-- start Records to process --

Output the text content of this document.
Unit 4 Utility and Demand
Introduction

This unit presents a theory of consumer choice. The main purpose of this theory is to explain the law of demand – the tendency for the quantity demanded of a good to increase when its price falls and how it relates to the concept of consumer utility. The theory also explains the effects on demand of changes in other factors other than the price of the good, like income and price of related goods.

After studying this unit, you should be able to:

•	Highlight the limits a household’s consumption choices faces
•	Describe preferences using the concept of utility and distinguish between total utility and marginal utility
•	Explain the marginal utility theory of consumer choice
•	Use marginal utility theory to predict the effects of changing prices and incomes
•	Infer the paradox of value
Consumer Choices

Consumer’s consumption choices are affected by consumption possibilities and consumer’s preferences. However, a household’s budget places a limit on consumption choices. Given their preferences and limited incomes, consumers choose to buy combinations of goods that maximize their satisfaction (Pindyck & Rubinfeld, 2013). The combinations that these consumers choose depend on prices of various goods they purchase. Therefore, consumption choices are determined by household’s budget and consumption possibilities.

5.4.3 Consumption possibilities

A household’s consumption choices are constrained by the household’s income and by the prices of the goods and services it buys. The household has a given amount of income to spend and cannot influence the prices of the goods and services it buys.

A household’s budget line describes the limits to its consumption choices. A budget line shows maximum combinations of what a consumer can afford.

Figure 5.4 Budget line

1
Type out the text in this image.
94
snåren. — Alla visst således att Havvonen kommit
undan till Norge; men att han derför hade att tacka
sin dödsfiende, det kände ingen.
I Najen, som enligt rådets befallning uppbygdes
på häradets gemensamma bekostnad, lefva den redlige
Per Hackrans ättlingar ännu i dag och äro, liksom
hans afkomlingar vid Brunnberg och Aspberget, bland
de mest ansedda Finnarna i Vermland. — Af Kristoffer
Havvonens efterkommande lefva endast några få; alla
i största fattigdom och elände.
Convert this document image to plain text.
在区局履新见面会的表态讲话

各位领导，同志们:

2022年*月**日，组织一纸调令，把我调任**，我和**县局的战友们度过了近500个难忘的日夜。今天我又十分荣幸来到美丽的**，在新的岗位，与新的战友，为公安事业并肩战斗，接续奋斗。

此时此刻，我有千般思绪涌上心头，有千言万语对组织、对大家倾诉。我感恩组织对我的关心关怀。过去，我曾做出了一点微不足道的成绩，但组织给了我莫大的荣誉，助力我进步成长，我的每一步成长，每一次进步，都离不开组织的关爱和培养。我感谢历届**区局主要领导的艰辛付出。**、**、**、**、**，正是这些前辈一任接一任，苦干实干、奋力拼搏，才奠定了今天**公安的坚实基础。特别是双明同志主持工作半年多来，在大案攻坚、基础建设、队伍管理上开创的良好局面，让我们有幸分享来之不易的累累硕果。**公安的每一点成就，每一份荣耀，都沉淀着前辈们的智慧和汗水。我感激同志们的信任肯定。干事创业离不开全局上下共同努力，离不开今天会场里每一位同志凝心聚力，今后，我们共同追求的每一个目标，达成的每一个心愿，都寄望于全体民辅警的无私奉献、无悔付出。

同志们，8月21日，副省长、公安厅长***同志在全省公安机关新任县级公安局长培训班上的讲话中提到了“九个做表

-- end Records to process --

## [Written instruction]
What are the lines from the one with "Type out the text in this image." through the last line of the records above? Quote them exactly and add nothing.

## [Answer to this exercise]
Type out the text in this image.
94
snåren. — Alla visst således att Havvonen kommit
undan till Norge; men att han derför hade att tacka
sin dödsfiende, det kände ingen.
I Najen, som enligt rådets befallning uppbygdes
på häradets gemensamma bekostnad, lefva den redlige
Per Hackrans ättlingar ännu i dag och äro, liksom
hans afkomlingar vid Brunnberg och Aspberget, bland
de mest ansedda Finnarna i Vermland. — Af Kristoffer
Havvonens efterkommande lefva endast några få; alla
i största fattigdom och elände.
Convert this document image to plain text.
在区局履新见面会的表态讲话

各位领导，同志们:

2022年*月**日，组织一纸调令，把我调任**，我和**县局的战友们度过了近500个难忘的日夜。今天我又十分荣幸来到美丽的**，在新的岗位，与新的战友，为公安事业并肩战斗，接续奋斗。

此时此刻，我有千般思绪涌上心头，有千言万语对组织、对大家倾诉。我感恩组织对我的关心关怀。过去，我曾做出了一点微不足道的成绩，但组织给了我莫大的荣誉，助力我进步成长，我的每一步成长，每一次进步，都离不开组织的关爱和培养。我感谢历届**区局主要领导的艰辛付出。**、**、**、**、**，正是这些前辈一任接一任，苦干实干、奋力拼搏，才奠定了今天**公安的坚实基础。特别是双明同志主持工作半年多来，在大案攻坚、基础建设、队伍管理上开创的良好局面，让我们有幸分享来之不易的累累硕果。**公安的每一点成就，每一份荣耀，都沉淀着前辈们的智慧和汗水。我感激同志们的信任肯定。干事创业离不开全局上下共同努力，离不开今天会场里每一位同志凝心聚力，今后，我们共同追求的每一个目标，达成的每一个心愿，都寄望于全体民辅警的无私奉献、无悔付出。

同志们，8月21日，副省长、公安厅长***同志在全省公安机关新任县级公安局长培训班上的讲话中提到了“九个做表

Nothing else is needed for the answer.